### Task objective
Pull every line holding the string "current" from the records below.

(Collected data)
═══

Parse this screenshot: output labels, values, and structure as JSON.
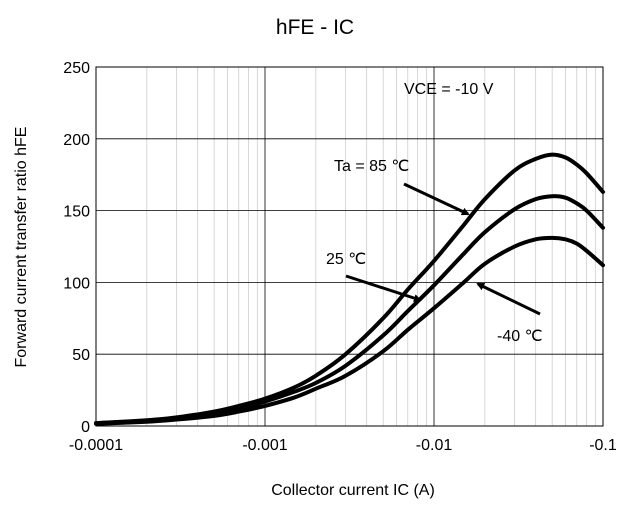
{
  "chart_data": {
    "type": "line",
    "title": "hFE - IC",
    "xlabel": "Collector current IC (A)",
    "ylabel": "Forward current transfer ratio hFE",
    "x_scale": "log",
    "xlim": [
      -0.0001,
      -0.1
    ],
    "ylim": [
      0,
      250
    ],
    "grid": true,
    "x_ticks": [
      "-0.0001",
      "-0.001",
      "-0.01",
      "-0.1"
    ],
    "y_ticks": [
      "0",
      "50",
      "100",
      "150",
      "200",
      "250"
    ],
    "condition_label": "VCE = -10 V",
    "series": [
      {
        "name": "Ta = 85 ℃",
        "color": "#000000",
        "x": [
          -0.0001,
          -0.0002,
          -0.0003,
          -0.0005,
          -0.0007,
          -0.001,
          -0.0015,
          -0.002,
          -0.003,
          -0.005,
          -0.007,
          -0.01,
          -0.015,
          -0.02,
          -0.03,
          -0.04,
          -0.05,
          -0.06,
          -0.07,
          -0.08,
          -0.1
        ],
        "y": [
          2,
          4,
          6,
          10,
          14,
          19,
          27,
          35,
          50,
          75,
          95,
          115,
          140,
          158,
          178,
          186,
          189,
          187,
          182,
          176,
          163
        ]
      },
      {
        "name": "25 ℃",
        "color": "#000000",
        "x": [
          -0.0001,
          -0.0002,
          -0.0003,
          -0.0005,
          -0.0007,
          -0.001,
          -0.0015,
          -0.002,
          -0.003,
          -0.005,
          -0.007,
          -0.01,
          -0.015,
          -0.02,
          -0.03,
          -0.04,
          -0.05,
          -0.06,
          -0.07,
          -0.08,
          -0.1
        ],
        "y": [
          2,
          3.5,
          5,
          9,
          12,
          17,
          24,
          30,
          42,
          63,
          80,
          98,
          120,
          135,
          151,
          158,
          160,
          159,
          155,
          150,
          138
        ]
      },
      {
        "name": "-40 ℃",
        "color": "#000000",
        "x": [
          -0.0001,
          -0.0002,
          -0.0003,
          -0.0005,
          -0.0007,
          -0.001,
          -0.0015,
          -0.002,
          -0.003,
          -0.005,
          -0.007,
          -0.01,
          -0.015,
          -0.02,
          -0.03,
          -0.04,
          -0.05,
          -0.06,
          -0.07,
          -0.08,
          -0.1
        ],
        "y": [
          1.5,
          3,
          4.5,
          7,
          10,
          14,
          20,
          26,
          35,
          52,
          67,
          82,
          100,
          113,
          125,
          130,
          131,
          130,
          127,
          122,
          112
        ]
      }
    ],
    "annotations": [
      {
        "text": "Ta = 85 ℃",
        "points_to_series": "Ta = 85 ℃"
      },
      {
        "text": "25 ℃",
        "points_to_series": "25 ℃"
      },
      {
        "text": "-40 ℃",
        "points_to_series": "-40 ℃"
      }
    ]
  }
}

═══

### Result
    "xlabel": "Collector current IC (A)",
    "ylabel": "Forward current transfer ratio hFE",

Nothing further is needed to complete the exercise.